What you are asked to do.
Go through the listing and write out all of it exactly.

- - - -

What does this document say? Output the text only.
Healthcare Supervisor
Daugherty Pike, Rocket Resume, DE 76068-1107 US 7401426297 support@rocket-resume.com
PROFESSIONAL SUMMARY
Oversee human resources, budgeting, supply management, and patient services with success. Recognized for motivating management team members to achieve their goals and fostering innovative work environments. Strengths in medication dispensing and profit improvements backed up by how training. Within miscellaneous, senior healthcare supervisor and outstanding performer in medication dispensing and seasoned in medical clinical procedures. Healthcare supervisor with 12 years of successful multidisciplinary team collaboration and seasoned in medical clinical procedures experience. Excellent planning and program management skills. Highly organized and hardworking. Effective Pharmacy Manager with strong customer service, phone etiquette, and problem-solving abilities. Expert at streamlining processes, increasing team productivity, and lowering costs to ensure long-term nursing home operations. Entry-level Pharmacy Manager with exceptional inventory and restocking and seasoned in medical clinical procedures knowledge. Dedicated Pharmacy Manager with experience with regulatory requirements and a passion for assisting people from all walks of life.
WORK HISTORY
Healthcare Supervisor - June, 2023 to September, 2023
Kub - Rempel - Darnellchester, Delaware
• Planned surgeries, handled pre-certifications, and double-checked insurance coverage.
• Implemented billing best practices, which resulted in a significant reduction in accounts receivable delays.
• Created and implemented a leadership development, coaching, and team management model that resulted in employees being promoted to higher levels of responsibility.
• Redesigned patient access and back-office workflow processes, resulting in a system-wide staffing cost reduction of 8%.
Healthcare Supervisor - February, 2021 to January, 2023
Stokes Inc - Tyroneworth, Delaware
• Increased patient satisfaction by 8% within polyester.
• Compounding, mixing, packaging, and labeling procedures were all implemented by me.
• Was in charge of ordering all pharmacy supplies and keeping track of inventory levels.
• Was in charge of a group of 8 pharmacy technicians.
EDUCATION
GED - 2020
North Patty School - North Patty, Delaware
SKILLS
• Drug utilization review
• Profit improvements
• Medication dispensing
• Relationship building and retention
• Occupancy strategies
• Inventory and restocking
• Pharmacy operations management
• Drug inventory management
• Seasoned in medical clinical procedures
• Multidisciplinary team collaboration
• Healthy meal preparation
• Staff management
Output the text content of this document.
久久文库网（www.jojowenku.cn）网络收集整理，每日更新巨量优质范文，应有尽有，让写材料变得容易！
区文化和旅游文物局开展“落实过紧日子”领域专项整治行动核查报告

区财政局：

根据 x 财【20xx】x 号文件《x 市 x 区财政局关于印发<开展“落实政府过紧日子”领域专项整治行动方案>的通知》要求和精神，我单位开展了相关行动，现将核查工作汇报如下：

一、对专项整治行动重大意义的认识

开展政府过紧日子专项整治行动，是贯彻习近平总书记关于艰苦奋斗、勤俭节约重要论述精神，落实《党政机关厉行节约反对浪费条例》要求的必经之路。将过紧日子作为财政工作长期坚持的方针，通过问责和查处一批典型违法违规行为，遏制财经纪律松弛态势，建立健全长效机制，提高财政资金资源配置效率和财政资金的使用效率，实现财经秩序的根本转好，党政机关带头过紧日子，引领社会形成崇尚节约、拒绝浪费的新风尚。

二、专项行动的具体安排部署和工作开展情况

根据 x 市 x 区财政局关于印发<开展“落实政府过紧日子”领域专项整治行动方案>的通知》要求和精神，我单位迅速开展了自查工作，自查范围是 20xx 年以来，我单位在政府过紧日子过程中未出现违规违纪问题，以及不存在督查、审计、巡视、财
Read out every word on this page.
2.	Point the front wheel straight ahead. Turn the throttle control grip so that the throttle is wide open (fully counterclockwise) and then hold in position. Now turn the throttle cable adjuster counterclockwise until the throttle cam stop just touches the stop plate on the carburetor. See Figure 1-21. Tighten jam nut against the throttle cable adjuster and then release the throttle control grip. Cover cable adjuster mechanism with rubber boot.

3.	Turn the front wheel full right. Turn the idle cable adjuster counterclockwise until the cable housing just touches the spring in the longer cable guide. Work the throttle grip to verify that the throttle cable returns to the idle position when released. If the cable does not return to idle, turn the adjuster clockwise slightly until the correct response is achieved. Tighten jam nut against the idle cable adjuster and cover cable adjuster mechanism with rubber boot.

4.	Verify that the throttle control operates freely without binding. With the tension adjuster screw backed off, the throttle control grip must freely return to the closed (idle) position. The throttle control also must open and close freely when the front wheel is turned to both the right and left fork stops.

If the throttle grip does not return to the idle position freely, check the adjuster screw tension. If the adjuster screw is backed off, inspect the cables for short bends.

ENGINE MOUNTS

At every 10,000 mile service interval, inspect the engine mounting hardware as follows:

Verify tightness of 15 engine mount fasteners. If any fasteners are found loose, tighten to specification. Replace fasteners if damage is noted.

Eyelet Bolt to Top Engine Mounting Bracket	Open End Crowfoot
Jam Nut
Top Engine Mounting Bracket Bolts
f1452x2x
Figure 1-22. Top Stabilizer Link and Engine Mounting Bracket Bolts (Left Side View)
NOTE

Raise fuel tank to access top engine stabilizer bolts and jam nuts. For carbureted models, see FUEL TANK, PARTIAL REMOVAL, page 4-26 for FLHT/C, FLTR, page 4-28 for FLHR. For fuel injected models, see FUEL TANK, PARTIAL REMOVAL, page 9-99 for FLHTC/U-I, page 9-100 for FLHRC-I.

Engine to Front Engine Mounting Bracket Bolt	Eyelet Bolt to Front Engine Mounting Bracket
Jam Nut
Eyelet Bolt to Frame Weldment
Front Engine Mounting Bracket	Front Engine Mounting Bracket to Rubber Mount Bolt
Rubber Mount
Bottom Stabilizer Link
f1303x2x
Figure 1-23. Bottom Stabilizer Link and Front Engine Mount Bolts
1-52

- - - -

The answer.
What does this document say? Output the text only.
Healthcare Supervisor
Daugherty Pike, Rocket Resume, DE 76068-1107 US 7401426297 support@rocket-resume.com
PROFESSIONAL SUMMARY
Oversee human resources, budgeting, supply management, and patient services with success. Recognized for motivating management team members to achieve their goals and fostering innovative work environments. Strengths in medication dispensing and profit improvements backed up by how training. Within miscellaneous, senior healthcare supervisor and outstanding performer in medication dispensing and seasoned in medical clinical procedures. Healthcare supervisor with 12 years of successful multidisciplinary team collaboration and seasoned in medical clinical procedures experience. Excellent planning and program management skills. Highly organized and hardworking. Effective Pharmacy Manager with strong customer service, phone etiquette, and problem-solving abilities. Expert at streamlining processes, increasing team productivity, and lowering costs to ensure long-term nursing home operations. Entry-level Pharmacy Manager with exceptional inventory and restocking and seasoned in medical clinical procedures knowledge. Dedicated Pharmacy Manager with experience with regulatory requirements and a passion for assisting people from all walks of life.
WORK HISTORY
Healthcare Supervisor - June, 2023 to September, 2023
Kub - Rempel - Darnellchester, Delaware
• Planned surgeries, handled pre-certifications, and double-checked insurance coverage.
• Implemented billing best practices, which resulted in a significant reduction in accounts receivable delays.
• Created and implemented a leadership development, coaching, and team management model that resulted in employees being promoted to higher levels of responsibility.
• Redesigned patient access and back-office workflow processes, resulting in a system-wide staffing cost reduction of 8%.
Healthcare Supervisor - February, 2021 to January, 2023
Stokes Inc - Tyroneworth, Delaware
• Increased patient satisfaction by 8% within polyester.
• Compounding, mixing, packaging, and labeling procedures were all implemented by me.
• Was in charge of ordering all pharmacy supplies and keeping track of inventory levels.
• Was in charge of a group of 8 pharmacy technicians.
EDUCATION
GED - 2020
North Patty School - North Patty, Delaware
SKILLS
• Drug utilization review
• Profit improvements
• Medication dispensing
• Relationship building and retention
• Occupancy strategies
• Inventory and restocking
• Pharmacy operations management
• Drug inventory management
• Seasoned in medical clinical procedures
• Multidisciplinary team collaboration
• Healthy meal preparation
• Staff management
Output the text content of this document.
久久文库网（www.jojowenku.cn）网络收集整理，每日更新巨量优质范文，应有尽有，让写材料变得容易！
区文化和旅游文物局开展“落实过紧日子”领域专项整治行动核查报告

区财政局：

根据 x 财【20xx】x 号文件《x 市 x 区财政局关于印发<开展“落实政府过紧日子”领域专项整治行动方案>的通知》要求和精神，我单位开展了相关行动，现将核查工作汇报如下：

一、对专项整治行动重大意义的认识

开展政府过紧日子专项整治行动，是贯彻习近平总书记关于艰苦奋斗、勤俭节约重要论述精神，落实《党政机关厉行节约反对浪费条例》要求的必经之路。将过紧日子作为财政工作长期坚持的方针，通过问责和查处一批典型违法违规行为，遏制财经纪律松弛态势，建立健全长效机制，提高财政资金资源配置效率和财政资金的使用效率，实现财经秩序的根本转好，党政机关带头过紧日子，引领社会形成崇尚节约、拒绝浪费的新风尚。

二、专项行动的具体安排部署和工作开展情况

根据 x 市 x 区财政局关于印发<开展“落实政府过紧日子”领域专项整治行动方案>的通知》要求和精神，我单位迅速开展了自查工作，自查范围是 20xx 年以来，我单位在政府过紧日子过程中未出现违规违纪问题，以及不存在督查、审计、巡视、财
Read out every word on this page.
2.	Point the front wheel straight ahead. Turn the throttle control grip so that the throttle is wide open (fully counterclockwise) and then hold in position. Now turn the throttle cable adjuster counterclockwise until the throttle cam stop just touches the stop plate on the carburetor. See Figure 1-21. Tighten jam nut against the throttle cable adjuster and then release the throttle control grip. Cover cable adjuster mechanism with rubber boot.

3.	Turn the front wheel full right. Turn the idle cable adjuster counterclockwise until the cable housing just touches the spring in the longer cable guide. Work the throttle grip to verify that the throttle cable returns to the idle position when released. If the cable does not return to idle, turn the adjuster clockwise slightly until the correct response is achieved. Tighten jam nut against the idle cable adjuster and cover cable adjuster mechanism with rubber boot.

4.	Verify that the throttle control operates freely without binding. With the tension adjuster screw backed off, the throttle control grip must freely return to the closed (idle) position. The throttle control also must open and close freely when the front wheel is turned to both the right and left fork stops.

If the throttle grip does not return to the idle position freely, check the adjuster screw tension. If the adjuster screw is backed off, inspect the cables for short bends.

ENGINE MOUNTS

At every 10,000 mile service interval, inspect the engine mounting hardware as follows:

Verify tightness of 15 engine mount fasteners. If any fasteners are found loose, tighten to specification. Replace fasteners if damage is noted.

Eyelet Bolt to Top Engine Mounting Bracket	Open End Crowfoot
Jam Nut
Top Engine Mounting Bracket Bolts
f1452x2x
Figure 1-22. Top Stabilizer Link and Engine Mounting Bracket Bolts (Left Side View)
NOTE

Raise fuel tank to access top engine stabilizer bolts and jam nuts. For carbureted models, see FUEL TANK, PARTIAL REMOVAL, page 4-26 for FLHT/C, FLTR, page 4-28 for FLHR. For fuel injected models, see FUEL TANK, PARTIAL REMOVAL, page 9-99 for FLHTC/U-I, page 9-100 for FLHRC-I.

Engine to Front Engine Mounting Bracket Bolt	Eyelet Bolt to Front Engine Mounting Bracket
Jam Nut
Eyelet Bolt to Frame Weldment
Front Engine Mounting Bracket	Front Engine Mounting Bracket to Rubber Mount Bolt
Rubber Mount
Bottom Stabilizer Link
f1303x2x
Figure 1-23. Bottom Stabilizer Link and Front Engine Mount Bolts
1-52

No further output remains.